节选文本:
概述

  • Metrics-Server是集群核心监控数据的聚合器,用来替换之前的heapster。主要采集各个结点的pod的 cpu内存的使用量
  • 容器相关的 Metrics 主要来自于kubelet内置的cAdvisor服务,有了Metrics-Server之后,用户就可以通过标准的 Kubernetes API 来访问到这些监控数据。
  • Metrics API 只可以查询当前的度量数据,并不保存历史数据。
  • Metrics API URI 为 /apis/metrics.k8s.io/,在 k8s.io/metrics 维护。
  • 必须部署 metrics-server 才能使用该 API,metrics-server 通过调用 Kubelet SummaryAPI 获取数据。

Kubernetes资源抽象Namespace默认 kubernetes资源监控_kubernetes

  • Metrics Server 并不是 kube-apiserver 的一部分,而是通过 Aggregator 这种插件机制,在独立部署的情况下同 kube-apiserver 一起统一对外服务的。
  • kube-aggregator 其实就是一个根据 URL 选择具体的 API 后端的代理服务器,就比如上图中的三个后端。

练习:
请根据节选文本中第三至第五个要点,逐条列出其中关于 Metrics API 的全部说明。

数据记录:
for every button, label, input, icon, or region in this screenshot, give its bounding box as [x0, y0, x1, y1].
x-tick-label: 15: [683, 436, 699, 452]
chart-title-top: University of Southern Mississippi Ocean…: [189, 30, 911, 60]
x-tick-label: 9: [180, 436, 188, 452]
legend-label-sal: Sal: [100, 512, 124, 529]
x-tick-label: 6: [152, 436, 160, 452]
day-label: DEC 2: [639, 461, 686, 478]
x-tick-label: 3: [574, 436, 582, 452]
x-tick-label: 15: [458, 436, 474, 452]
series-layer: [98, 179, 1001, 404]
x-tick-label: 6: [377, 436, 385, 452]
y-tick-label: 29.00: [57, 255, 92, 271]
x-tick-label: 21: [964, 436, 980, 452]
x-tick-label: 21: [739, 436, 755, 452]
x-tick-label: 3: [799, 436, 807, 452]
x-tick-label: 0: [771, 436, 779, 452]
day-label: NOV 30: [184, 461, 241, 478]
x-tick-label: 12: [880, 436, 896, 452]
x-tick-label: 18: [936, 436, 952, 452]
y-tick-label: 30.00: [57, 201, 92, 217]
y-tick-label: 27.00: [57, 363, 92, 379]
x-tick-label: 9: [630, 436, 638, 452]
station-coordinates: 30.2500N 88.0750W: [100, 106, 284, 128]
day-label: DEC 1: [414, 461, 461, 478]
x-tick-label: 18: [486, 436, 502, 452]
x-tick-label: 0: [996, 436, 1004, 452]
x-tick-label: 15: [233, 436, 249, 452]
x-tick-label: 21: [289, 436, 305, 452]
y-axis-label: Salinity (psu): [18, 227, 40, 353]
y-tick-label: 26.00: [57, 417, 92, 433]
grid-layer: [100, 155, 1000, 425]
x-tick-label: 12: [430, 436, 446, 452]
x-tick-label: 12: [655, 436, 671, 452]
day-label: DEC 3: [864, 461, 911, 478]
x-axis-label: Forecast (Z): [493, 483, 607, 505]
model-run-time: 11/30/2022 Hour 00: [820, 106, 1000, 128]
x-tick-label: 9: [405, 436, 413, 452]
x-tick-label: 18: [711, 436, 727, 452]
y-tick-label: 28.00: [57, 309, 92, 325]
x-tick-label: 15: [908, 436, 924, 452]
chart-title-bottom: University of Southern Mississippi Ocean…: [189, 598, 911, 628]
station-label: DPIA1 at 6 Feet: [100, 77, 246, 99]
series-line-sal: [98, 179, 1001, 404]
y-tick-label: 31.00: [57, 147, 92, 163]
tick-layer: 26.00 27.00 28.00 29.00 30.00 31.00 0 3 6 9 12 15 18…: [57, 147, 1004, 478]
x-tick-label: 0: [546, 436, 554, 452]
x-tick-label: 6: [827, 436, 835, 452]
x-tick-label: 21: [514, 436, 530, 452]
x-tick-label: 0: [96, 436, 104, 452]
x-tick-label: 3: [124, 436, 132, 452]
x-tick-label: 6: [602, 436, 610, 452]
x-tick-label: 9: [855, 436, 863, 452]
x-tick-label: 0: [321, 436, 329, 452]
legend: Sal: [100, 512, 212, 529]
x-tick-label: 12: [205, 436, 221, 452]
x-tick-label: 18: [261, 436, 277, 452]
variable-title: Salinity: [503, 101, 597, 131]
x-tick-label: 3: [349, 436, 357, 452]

任务结果:
1. Metrics API 只能查询当前的度量数据,不保存历史数据。
2. Metrics API 的 URI 为 /apis/metrics.k8s.io/。
3. Metrics API 在 k8s.io/metrics 维护。
4. 必须部署 metrics-server 才能使用该 API。
5. metrics-server 通过调用 Kubelet SummaryAPI 获取数据。